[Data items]
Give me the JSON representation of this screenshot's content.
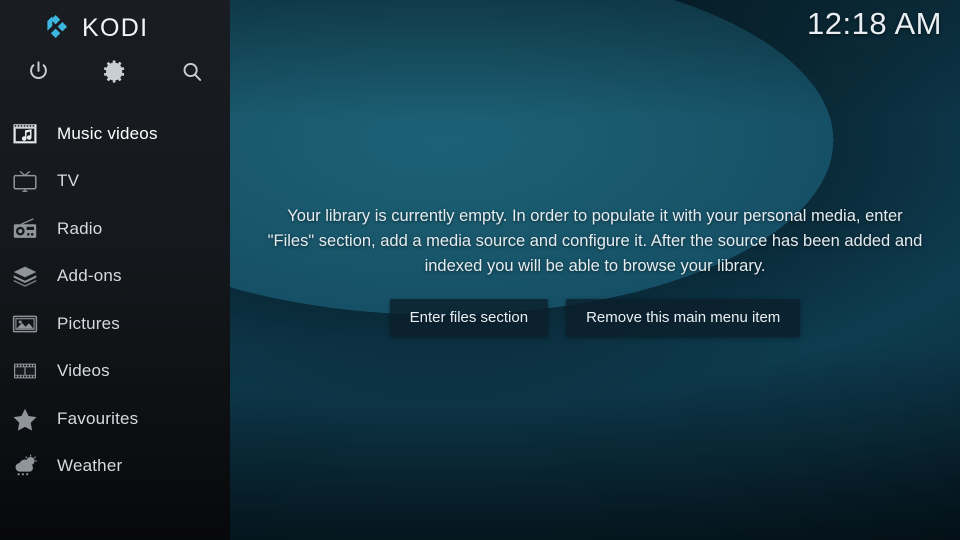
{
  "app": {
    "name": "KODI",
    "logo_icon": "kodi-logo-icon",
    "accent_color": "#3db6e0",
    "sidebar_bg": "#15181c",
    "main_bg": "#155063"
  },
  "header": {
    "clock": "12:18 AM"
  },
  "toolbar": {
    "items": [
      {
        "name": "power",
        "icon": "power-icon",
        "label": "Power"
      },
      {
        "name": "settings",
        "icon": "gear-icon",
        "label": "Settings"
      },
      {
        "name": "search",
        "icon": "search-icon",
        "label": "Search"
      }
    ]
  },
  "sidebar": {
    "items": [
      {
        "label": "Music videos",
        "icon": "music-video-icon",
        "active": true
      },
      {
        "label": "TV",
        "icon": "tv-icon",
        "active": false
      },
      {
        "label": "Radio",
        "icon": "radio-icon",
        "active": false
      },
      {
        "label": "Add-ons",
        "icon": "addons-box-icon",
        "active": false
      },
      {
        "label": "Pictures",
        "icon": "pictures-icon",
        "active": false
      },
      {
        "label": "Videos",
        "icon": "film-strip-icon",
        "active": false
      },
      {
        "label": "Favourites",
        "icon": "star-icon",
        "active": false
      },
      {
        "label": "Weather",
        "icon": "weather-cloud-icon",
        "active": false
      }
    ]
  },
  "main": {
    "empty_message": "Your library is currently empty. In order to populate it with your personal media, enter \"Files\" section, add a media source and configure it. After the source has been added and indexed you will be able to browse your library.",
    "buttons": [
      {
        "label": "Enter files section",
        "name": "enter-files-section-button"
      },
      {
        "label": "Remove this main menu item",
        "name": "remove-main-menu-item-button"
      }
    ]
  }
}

*Given exercise:*
Write the entries above out again exactly, but not the pictures.

*Response for this exercise:*
Give me the JSON representation of this screenshot's content.
{
  "app": {
    "name": "KODI",
    "logo_icon": "kodi-logo-icon",
    "accent_color": "#3db6e0",
    "sidebar_bg": "#15181c",
    "main_bg": "#155063"
  },
  "header": {
    "clock": "12:18 AM"
  },
  "toolbar": {
    "items": [
      {
        "name": "power",
        "icon": "power-icon",
        "label": "Power"
      },
      {
        "name": "settings",
        "icon": "gear-icon",
        "label": "Settings"
      },
      {
        "name": "search",
        "icon": "search-icon",
        "label": "Search"
      }
    ]
  },
  "sidebar": {
    "items": [
      {
        "label": "Music videos",
        "icon": "music-video-icon",
        "active": true
      },
      {
        "label": "TV",
        "icon": "tv-icon",
        "active": false
      },
      {
        "label": "Radio",
        "icon": "radio-icon",
        "active": false
      },
      {
        "label": "Add-ons",
        "icon": "addons-box-icon",
        "active": false
      },
      {
        "label": "Pictures",
        "icon": "pictures-icon",
        "active": false
      },
      {
        "label": "Videos",
        "icon": "film-strip-icon",
        "active": false
      },
      {
        "label": "Favourites",
        "icon": "star-icon",
        "active": false
      },
      {
        "label": "Weather",
        "icon": "weather-cloud-icon",
        "active": false
      }
    ]
  },
  "main": {
    "empty_message": "Your library is currently empty. In order to populate it with your personal media, enter \"Files\" section, add a media source and configure it. After the source has been added and indexed you will be able to browse your library.",
    "buttons": [
      {
        "label": "Enter files section",
        "name": "enter-files-section-button"
      },
      {
        "label": "Remove this main menu item",
        "name": "remove-main-menu-item-button"
      }
    ]
  }
}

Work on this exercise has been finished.